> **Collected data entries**
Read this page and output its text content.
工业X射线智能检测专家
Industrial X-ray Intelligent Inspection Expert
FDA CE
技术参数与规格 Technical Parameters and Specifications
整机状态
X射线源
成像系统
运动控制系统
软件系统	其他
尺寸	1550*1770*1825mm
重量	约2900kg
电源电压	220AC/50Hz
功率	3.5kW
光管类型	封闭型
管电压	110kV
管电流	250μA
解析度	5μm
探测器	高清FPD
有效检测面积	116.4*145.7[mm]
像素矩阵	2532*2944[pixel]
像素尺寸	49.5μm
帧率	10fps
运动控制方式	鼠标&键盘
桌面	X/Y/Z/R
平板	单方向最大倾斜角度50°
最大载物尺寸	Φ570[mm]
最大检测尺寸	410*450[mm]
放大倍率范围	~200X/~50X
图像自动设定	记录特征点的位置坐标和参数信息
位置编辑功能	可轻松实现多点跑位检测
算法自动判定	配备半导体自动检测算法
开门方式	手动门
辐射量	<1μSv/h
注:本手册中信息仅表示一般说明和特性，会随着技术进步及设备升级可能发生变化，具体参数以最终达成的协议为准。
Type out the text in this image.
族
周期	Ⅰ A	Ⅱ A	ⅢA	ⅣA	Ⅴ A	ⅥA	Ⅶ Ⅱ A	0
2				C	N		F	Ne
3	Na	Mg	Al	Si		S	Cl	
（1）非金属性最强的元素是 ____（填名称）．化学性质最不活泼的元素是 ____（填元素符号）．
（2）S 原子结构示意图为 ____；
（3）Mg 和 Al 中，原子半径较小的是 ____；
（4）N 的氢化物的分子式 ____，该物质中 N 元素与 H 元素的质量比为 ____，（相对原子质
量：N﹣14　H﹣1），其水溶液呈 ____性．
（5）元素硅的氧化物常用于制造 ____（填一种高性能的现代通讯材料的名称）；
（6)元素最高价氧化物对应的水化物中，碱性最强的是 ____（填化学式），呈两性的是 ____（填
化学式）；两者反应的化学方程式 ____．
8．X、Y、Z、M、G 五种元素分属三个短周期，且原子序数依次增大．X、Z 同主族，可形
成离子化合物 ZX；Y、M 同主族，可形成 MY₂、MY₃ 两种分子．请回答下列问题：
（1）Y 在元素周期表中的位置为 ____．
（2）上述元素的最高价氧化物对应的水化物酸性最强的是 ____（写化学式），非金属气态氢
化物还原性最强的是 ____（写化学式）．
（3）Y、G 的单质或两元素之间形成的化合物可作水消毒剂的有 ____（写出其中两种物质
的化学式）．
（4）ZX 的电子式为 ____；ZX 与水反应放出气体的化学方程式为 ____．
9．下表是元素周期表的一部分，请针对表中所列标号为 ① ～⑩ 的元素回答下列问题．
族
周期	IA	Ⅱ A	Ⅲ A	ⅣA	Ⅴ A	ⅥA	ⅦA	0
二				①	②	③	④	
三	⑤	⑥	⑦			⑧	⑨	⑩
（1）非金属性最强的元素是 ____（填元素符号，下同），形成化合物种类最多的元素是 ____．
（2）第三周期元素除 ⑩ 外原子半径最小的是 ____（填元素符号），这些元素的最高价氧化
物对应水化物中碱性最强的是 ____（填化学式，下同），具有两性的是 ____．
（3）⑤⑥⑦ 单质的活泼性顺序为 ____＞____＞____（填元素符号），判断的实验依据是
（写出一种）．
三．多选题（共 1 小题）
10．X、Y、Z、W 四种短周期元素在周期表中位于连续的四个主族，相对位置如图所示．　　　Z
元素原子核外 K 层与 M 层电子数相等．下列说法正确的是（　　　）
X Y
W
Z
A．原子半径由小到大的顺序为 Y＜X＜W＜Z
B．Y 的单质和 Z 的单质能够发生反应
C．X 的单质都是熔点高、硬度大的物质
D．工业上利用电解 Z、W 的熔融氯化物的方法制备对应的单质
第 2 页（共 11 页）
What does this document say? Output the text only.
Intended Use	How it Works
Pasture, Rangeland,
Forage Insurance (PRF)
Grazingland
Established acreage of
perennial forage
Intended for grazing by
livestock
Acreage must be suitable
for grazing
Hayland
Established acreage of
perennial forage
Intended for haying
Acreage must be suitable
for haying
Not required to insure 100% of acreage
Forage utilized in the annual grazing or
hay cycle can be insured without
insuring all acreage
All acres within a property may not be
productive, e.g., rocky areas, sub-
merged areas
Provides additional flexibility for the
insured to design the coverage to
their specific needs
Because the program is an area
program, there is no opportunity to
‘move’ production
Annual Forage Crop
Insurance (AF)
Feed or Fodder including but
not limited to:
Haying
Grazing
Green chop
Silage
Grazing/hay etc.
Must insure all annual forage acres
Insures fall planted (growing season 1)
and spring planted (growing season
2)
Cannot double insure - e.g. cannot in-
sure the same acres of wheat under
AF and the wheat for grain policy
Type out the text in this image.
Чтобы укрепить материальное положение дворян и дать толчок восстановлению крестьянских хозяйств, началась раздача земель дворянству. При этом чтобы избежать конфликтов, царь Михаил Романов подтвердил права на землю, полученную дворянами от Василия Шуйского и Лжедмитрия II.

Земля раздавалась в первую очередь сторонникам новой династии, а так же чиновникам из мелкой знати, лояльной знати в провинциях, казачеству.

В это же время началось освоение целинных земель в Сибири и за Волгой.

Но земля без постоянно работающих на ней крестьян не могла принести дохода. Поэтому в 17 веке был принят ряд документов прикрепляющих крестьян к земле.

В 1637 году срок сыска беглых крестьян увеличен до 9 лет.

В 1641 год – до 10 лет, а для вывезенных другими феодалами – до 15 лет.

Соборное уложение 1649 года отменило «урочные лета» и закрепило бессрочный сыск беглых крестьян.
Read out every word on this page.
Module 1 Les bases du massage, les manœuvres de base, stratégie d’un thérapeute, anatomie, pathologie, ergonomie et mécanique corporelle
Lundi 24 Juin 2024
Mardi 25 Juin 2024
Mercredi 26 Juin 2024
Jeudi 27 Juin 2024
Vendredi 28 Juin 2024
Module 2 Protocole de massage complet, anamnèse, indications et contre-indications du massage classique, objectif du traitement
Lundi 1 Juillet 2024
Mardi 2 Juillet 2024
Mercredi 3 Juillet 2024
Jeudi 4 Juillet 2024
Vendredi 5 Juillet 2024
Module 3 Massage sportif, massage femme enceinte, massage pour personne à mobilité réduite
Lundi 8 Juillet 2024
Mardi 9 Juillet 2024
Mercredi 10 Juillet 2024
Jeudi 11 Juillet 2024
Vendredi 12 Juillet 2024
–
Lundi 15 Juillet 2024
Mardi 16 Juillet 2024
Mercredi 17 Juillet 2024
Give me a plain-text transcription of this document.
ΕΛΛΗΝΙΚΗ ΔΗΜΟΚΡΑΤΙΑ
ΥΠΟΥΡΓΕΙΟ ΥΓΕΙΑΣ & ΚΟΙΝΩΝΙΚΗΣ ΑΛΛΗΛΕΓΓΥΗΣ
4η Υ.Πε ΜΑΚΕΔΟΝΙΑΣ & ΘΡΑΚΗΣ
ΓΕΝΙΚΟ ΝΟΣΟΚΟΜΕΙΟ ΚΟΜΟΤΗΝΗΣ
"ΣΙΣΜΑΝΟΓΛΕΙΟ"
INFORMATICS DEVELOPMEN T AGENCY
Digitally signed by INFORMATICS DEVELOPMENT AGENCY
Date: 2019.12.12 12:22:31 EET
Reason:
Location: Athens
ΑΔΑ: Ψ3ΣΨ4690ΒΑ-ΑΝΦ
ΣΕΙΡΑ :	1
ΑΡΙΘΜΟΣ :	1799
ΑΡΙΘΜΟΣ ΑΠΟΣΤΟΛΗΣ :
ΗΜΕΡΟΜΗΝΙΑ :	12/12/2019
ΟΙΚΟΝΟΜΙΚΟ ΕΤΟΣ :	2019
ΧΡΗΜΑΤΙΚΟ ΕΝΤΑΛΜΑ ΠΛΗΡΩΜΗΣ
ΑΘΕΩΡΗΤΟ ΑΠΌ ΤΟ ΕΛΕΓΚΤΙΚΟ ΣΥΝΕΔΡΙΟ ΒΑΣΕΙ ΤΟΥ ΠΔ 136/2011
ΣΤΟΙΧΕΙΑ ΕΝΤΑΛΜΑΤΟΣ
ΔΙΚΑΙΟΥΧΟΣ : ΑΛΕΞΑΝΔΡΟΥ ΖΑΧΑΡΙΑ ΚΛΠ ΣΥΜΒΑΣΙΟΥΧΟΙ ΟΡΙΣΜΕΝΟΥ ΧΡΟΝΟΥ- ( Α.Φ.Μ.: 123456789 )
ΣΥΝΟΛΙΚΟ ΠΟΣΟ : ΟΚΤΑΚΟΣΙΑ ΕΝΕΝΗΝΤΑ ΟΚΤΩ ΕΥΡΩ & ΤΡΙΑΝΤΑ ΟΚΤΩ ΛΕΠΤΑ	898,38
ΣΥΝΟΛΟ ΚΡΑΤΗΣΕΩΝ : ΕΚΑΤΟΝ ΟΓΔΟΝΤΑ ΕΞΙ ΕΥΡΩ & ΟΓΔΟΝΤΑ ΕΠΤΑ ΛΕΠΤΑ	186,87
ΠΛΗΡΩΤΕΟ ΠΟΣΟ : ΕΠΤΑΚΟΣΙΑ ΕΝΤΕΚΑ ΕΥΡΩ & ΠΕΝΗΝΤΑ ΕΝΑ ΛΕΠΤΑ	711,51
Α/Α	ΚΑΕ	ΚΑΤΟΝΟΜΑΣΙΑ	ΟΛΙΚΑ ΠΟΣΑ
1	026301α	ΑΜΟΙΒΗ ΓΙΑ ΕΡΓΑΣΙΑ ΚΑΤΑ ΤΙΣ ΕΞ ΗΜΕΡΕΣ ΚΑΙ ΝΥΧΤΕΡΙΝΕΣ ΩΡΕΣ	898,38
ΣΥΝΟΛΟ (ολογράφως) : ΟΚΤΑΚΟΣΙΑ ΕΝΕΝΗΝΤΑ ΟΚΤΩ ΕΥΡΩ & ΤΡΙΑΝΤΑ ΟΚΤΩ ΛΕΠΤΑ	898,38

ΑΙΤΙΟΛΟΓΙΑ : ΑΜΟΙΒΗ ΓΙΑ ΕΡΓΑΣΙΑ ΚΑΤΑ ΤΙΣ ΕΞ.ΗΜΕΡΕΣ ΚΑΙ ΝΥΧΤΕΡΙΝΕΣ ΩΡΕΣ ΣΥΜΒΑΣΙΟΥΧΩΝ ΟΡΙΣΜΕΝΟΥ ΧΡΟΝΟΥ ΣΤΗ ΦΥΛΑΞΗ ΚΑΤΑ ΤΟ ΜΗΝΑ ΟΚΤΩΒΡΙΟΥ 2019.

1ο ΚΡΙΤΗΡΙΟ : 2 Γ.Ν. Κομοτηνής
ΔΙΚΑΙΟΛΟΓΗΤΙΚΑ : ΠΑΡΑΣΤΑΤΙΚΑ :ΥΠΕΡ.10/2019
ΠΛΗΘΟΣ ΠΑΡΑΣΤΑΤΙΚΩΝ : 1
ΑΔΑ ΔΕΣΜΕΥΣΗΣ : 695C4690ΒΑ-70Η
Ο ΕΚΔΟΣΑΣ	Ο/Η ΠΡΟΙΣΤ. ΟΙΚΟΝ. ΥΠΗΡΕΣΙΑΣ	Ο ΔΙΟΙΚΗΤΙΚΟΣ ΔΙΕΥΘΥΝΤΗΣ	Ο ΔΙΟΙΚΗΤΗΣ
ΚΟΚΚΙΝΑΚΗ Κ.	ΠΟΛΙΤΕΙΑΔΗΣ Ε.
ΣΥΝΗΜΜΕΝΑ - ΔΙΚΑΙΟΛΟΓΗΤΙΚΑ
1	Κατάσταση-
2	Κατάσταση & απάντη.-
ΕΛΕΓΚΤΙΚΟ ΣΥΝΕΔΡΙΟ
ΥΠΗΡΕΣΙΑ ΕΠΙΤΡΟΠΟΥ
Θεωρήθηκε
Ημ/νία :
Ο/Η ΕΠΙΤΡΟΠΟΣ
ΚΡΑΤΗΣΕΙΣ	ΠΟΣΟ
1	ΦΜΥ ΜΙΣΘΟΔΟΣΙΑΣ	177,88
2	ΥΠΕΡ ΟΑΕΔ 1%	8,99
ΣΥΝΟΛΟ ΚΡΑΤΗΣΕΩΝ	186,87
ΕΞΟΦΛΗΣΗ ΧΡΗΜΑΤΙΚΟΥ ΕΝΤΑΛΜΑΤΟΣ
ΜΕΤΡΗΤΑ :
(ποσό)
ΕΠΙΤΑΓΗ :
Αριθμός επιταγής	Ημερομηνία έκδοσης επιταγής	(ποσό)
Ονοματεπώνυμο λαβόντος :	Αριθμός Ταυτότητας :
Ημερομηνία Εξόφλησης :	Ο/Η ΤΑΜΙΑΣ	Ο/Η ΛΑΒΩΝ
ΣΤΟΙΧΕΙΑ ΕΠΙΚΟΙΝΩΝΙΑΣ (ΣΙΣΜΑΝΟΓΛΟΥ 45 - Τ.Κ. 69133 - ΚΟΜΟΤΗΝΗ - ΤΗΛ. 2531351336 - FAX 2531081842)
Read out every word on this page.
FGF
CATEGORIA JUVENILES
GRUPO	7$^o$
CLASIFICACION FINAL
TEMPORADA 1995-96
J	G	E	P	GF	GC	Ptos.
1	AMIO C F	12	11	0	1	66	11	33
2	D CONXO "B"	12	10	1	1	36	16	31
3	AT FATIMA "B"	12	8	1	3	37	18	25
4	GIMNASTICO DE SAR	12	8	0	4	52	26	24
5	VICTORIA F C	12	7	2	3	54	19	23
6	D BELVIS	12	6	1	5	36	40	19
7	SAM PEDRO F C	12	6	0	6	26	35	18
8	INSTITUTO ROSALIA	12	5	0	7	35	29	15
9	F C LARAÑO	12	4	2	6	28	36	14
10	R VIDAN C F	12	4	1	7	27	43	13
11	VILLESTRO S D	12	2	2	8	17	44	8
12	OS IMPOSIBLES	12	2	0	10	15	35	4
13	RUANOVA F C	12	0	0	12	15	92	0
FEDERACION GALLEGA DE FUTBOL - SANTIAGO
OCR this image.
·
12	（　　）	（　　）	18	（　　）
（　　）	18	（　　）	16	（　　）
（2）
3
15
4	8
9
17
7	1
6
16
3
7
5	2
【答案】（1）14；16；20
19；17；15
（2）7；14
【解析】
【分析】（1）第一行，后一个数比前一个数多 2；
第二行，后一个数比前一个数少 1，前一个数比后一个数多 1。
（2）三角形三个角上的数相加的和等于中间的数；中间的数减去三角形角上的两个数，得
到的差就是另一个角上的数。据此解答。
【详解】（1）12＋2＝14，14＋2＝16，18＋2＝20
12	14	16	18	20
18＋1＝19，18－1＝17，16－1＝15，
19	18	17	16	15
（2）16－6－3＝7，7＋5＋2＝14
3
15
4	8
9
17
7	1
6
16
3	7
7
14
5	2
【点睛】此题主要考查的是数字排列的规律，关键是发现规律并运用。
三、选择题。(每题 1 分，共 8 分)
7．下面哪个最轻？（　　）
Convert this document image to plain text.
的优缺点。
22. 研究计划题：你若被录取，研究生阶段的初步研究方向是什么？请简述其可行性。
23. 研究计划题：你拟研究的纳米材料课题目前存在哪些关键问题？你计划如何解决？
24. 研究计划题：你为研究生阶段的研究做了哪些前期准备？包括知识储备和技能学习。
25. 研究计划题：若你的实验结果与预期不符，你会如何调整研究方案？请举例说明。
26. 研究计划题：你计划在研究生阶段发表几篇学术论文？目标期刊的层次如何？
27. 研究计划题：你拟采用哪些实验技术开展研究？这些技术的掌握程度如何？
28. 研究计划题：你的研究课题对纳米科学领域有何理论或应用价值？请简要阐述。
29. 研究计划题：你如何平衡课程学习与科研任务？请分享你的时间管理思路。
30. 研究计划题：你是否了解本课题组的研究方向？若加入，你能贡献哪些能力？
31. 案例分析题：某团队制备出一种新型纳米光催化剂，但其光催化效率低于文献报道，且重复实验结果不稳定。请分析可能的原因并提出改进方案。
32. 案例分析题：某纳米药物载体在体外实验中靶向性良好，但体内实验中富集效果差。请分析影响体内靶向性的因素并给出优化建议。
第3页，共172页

> **Directive**
Copy every line above that holds the word "program".

> **Solution below**
Because the program is an area
program, there is no opportunity to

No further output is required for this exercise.